• 取り組む課題:
(1) イブラヒモビッチについての本文から、「ズラタン・イブラヒモビッチ(Zlatan Ibrahimović, 1981年10月3日」で始まり「になることの多い人物である。」で終わる部分を書き写してください。
(2) イブラヒモビッチについての本文にある「幼少期の頃はサッカーと共にテコンドーも習っており、黒帯を取得している。」という一文を英語に訳すこと。

• 本文:
######

ズラタン・イブラヒモビッチ(Zlatan Ibrahimović, 1981年10月3日 - )とは、スウェーデンのサッカー選手である。イタリア・セリエAのACミラン所属。愛称はイブラ、ズラタン、神。
概要
テクニックやパワー、スピードなどを兼ね備えた2000年代を代表するFW。名前からも分かる通り、旧ユーゴスラビアにルーツを持っており、両親が移住したスウェーデンのマルメで生まれ育っている。
4つのリーグで優勝した経験を持っており、2001年から2016年まで所属した6つのクラブ全てにリーグのタイトルをもたらしている。また、ユヴェントス、インテル、ミランのセリエA3大クラブ全てでスクデット獲得を経験。また、セリエAで2度、リーグ・アンで3度得点王を獲得している。しかし、UEFAチャンピオンズリーグには、毎年のように出場しているが、ビッグイヤーどころかベスト8以上に進んだことがない。
スウェーデン代表の歴代最多記録保持者でもある。FIFA ワールドカップに2回、UEFA EUROに4回出場しているが、代表でのビッグタイトル獲得の経験はない。
地元であるスウェーデンでは彼の名前をもじった単語が作られている。プレーだけでなく、言動までもが規格外であることを知られ、話題になることの多い人物である。
経歴
生い立ち
ボスニャク人の父親とクロアチア人の母親の間に生まれ、マルメの移民コミュニティがあるローセンゴート地区で育ち、6歳でサッカーを始める。幼い頃から傑出した得点能力を発揮しており、6点ビハインドの試合で9得点を挙げた逸話を持つ。幼少期の頃はサッカーと共にテコンドーも習っており、黒帯を取得している。
子供の頃はやんちゃなガキ大将で、小学校の頃の校長は「手に負えなかった子のワースト5」と語っており、自転車を盗むなどの悪さもしていた。当時は、スウェーデンの中心街に行ったことが無く、自らのアイデンティティに悩むこともあったが、「自分が一番になること」をアイデンティティとするようになる。
1995年に14歳でマルメFFの下部組織に入団。試合中に相手選手を叩いたことがあるなど、問題児だったが、メキメキと頭角を現し、18歳でトップチームへの昇格を現す。
マルメ
1999年にスウェーデン・アルスヴェンスカン(1部)のマルメFFでプロデビューを果たす。国内ビッグ4の一角であるマルメFFだったが、デビューした1999-2000シーズンにクラブ創設以来初のスーペルエッタン(2部)降格を経験する。

######

• 収集データ:
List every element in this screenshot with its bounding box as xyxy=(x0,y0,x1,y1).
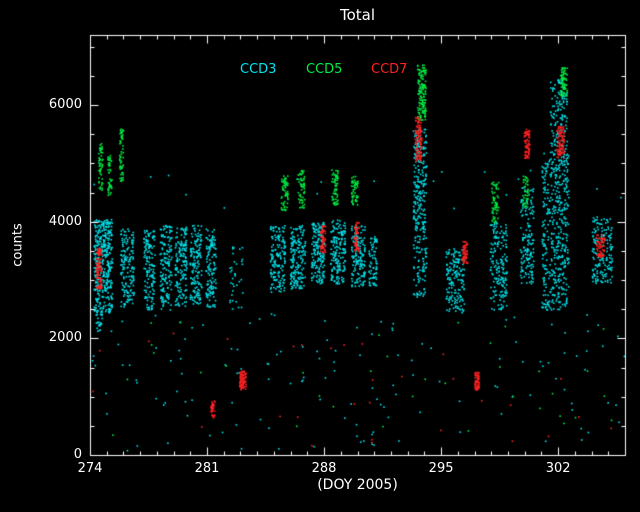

######

• 練習問題の解答:
(1)
ズラタン・イブラヒモビッチ(Zlatan Ibrahimović, 1981年10月3日 - )とは、スウェーデンのサッカー選手である。イタリア・セリエAのACミラン所属。愛称はイブラ、ズラタン、神。
概要
テクニックやパワー、スピードなどを兼ね備えた2000年代を代表するFW。名前からも分かる通り、旧ユーゴスラビアにルーツを持っており、両親が移住したスウェーデンのマルメで生まれ育っている。
4つのリーグで優勝した経験を持っており、2001年から2016年まで所属した6つのクラブ全てにリーグのタイトルをもたらしている。また、ユヴェントス、インテル、ミランのセリエA3大クラブ全てでスクデット獲得を経験。また、セリエAで2度、リーグ・アンで3度得点王を獲得している。しかし、UEFAチャンピオンズリーグには、毎年のように出場しているが、ビッグイヤーどころかベスト8以上に進んだことがない。
スウェーデン代表の歴代最多記録保持者でもある。FIFA ワールドカップに2回、UEFA EUROに4回出場しているが、代表でのビッグタイトル獲得の経験はない。
地元であるスウェーデンでは彼の名前をもじった単語が作られている。プレーだけでなく、言動までもが規格外であることを知られ、話題になることの多い人物である。

(2) As a child, he studied taekwondo along with soccer and earned a black belt.